## DIRECTIONS
Send back the records in full, character for character.

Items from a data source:
***

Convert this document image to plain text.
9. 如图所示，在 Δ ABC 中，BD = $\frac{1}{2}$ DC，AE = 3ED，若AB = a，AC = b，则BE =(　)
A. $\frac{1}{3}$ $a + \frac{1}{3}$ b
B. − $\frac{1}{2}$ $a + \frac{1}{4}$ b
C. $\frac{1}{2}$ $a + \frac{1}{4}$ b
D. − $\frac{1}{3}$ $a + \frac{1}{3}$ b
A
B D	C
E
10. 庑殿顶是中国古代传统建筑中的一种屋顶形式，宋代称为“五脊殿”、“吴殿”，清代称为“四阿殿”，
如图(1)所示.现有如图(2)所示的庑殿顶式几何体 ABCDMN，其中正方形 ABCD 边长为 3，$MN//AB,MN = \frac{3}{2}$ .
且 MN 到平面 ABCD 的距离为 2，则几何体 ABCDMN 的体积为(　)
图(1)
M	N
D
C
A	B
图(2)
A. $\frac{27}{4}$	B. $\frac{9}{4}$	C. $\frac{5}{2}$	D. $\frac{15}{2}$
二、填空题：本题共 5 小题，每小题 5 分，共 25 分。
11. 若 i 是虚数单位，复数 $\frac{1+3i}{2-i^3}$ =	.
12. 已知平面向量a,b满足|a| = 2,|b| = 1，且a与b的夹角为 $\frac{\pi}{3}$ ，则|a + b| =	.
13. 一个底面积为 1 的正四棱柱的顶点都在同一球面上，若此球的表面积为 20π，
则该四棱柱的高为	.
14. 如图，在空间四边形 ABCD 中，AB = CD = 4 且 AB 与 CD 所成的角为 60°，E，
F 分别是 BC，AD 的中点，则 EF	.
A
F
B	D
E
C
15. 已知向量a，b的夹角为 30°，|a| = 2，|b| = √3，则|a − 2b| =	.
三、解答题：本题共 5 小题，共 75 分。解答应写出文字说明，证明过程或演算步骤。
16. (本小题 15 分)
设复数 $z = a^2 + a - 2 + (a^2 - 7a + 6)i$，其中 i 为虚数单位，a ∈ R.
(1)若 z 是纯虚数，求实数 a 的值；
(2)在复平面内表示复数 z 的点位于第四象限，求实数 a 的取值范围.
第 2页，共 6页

***

## EXERCISE RESPONSE
Convert this document image to plain text.
9. 如图所示，在 Δ ABC 中，BD = $\frac{1}{2}$ DC，AE = 3ED，若AB = a，AC = b，则BE =(　)
A. $\frac{1}{3}$ $a + \frac{1}{3}$ b
B. − $\frac{1}{2}$ $a + \frac{1}{4}$ b
C. $\frac{1}{2}$ $a + \frac{1}{4}$ b
D. − $\frac{1}{3}$ $a + \frac{1}{3}$ b
A
B D	C
E
10. 庑殿顶是中国古代传统建筑中的一种屋顶形式，宋代称为“五脊殿”、“吴殿”，清代称为“四阿殿”，
如图(1)所示.现有如图(2)所示的庑殿顶式几何体 ABCDMN，其中正方形 ABCD 边长为 3，$MN//AB,MN = \frac{3}{2}$ .
且 MN 到平面 ABCD 的距离为 2，则几何体 ABCDMN 的体积为(　)
图(1)
M	N
D
C
A	B
图(2)
A. $\frac{27}{4}$	B. $\frac{9}{4}$	C. $\frac{5}{2}$	D. $\frac{15}{2}$
二、填空题：本题共 5 小题，每小题 5 分，共 25 分。
11. 若 i 是虚数单位，复数 $\frac{1+3i}{2-i^3}$ =	.
12. 已知平面向量a,b满足|a| = 2,|b| = 1，且a与b的夹角为 $\frac{\pi}{3}$ ，则|a + b| =	.
13. 一个底面积为 1 的正四棱柱的顶点都在同一球面上，若此球的表面积为 20π，
则该四棱柱的高为	.
14. 如图，在空间四边形 ABCD 中，AB = CD = 4 且 AB 与 CD 所成的角为 60°，E，
F 分别是 BC，AD 的中点，则 EF	.
A
F
B	D
E
C
15. 已知向量a，b的夹角为 30°，|a| = 2，|b| = √3，则|a − 2b| =	.
三、解答题：本题共 5 小题，共 75 分。解答应写出文字说明，证明过程或演算步骤。
16. (本小题 15 分)
设复数 $z = a^2 + a - 2 + (a^2 - 7a + 6)i$，其中 i 为虚数单位，a ∈ R.
(1)若 z 是纯虚数，求实数 a 的值；
(2)在复平面内表示复数 z 的点位于第四象限，求实数 a 的取值范围.
第 2页，共 6页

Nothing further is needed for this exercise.